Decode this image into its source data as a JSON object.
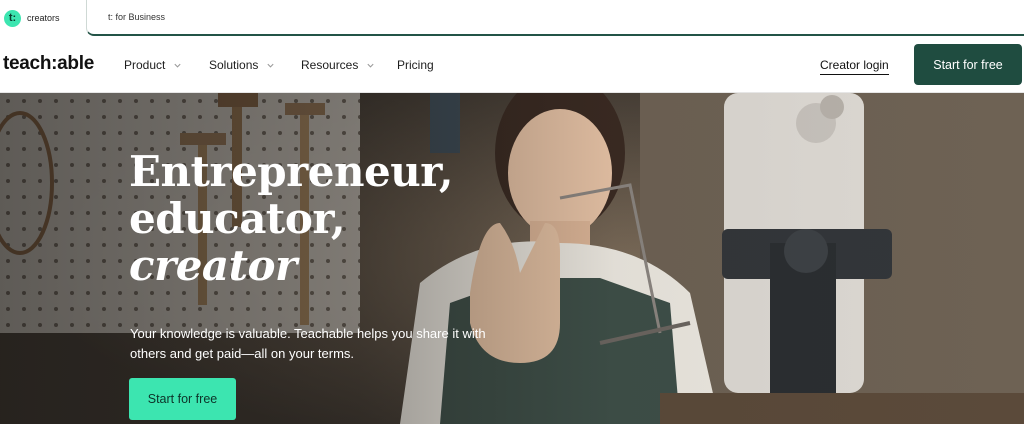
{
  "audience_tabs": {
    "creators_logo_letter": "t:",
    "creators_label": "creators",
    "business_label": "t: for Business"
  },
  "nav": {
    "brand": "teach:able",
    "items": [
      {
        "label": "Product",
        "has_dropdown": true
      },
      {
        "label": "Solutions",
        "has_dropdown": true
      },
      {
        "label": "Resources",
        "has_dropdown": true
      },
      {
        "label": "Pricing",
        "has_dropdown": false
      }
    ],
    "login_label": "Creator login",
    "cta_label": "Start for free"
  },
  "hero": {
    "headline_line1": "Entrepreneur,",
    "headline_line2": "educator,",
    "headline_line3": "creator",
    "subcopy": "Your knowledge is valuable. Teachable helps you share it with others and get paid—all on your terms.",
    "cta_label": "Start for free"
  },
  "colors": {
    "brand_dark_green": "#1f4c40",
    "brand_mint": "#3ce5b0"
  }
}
-.-.-
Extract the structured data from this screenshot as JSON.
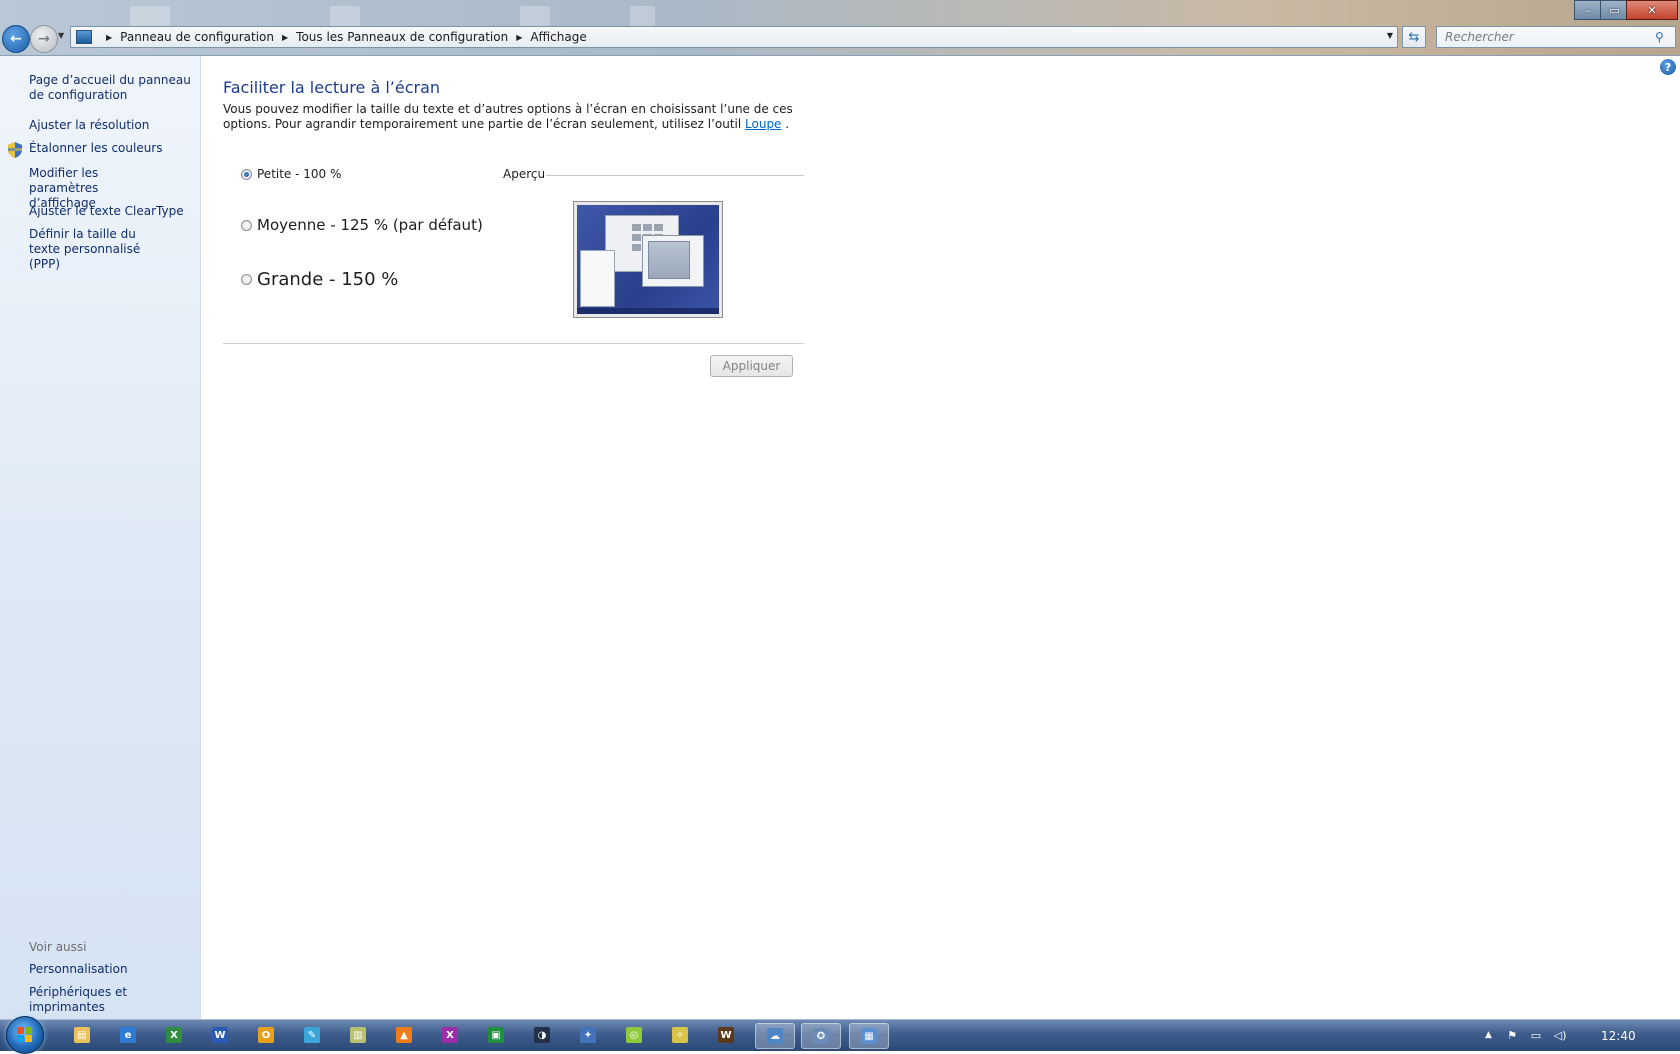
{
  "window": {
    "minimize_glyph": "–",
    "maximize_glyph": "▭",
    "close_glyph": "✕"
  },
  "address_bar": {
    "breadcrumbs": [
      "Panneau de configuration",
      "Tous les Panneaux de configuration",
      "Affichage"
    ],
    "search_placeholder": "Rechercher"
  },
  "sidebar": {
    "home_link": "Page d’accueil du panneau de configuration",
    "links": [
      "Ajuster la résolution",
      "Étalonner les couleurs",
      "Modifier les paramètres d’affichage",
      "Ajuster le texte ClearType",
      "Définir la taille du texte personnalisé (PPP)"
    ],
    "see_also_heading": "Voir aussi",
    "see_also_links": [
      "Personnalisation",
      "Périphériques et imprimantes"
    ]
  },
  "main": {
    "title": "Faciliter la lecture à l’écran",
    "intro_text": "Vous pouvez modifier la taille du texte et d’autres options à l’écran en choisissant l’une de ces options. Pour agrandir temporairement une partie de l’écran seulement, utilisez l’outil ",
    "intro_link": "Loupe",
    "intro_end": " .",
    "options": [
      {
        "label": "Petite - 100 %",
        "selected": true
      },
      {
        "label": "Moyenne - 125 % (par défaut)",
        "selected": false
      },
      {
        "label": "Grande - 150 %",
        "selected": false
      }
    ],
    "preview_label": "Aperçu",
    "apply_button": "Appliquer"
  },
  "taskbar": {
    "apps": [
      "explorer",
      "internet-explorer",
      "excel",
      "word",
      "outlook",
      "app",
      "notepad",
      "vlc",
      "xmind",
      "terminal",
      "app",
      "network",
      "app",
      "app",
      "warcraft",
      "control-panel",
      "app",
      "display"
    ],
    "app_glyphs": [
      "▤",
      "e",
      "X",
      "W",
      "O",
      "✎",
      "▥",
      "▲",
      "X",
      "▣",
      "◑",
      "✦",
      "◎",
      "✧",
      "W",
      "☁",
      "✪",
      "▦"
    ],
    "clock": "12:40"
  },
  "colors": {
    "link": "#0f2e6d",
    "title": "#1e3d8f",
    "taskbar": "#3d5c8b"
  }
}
-.-.-
- OBJECTIVE
Copy every line that contains the string "texte".

- TASK RESULT
      "Ajuster le texte ClearType",
      "Définir la taille du texte personnalisé (PPP)"
    "intro_text": "Vous pouvez modifier la taille du texte et d’autres options à l’écran en choisissant l’une de ces options. Pour agrandir temporairement une partie de l’écran seulement, utilisez l’outil ",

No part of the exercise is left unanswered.